• _Task_: Copy each line that holds "document".

• _Input records_:

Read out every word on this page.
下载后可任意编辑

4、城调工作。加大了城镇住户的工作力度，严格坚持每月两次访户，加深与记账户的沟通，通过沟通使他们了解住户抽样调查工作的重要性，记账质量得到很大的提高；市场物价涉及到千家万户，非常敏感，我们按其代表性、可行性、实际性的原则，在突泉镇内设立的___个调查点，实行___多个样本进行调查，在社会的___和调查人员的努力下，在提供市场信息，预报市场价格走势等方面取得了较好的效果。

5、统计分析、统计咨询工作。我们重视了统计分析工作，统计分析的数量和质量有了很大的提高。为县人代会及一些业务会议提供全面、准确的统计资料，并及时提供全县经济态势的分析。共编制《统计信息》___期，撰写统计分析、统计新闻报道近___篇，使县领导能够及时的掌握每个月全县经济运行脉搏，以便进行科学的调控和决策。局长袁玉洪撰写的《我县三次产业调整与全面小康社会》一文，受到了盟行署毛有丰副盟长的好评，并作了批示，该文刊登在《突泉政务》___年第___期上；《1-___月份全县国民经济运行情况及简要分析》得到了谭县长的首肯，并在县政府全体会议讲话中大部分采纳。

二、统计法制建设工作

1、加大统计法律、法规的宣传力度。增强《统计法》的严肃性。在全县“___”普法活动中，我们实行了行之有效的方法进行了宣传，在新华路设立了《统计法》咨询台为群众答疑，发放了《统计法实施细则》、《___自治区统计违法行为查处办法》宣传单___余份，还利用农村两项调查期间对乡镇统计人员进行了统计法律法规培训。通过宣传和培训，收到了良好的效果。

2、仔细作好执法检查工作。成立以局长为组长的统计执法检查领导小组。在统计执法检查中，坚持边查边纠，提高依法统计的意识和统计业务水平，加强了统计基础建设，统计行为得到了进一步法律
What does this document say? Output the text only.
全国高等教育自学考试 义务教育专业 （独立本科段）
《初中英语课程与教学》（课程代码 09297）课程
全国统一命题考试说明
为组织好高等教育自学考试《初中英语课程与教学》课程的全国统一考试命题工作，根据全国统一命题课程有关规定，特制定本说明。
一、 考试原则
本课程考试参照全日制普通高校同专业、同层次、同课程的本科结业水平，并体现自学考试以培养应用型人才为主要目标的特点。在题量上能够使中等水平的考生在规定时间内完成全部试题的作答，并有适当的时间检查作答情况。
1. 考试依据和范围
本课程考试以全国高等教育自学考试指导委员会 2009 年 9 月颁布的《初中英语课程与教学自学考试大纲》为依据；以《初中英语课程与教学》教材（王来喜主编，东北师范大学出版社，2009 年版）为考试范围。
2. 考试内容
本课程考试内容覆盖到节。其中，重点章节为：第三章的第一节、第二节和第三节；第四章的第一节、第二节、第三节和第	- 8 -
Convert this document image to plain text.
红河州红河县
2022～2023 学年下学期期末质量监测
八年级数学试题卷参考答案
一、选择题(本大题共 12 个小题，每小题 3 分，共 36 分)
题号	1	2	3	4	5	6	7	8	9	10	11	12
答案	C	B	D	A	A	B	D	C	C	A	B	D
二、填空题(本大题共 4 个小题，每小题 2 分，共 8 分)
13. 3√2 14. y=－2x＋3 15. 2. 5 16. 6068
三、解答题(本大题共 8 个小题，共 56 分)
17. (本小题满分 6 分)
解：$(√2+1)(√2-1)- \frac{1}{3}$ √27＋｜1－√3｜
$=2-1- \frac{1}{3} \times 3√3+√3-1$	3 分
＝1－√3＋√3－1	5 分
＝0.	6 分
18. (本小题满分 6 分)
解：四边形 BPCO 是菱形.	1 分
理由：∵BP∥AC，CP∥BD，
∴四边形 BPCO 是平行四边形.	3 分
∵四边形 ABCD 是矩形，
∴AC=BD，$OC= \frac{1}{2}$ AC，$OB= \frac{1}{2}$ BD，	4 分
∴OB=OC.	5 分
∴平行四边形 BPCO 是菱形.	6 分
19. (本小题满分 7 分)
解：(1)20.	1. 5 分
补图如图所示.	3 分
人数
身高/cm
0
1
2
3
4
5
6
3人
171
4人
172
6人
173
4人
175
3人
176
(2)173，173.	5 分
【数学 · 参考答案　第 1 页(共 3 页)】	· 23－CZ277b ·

• _Full output_:
What does this document say? Output the text only.
Convert this document image to plain text.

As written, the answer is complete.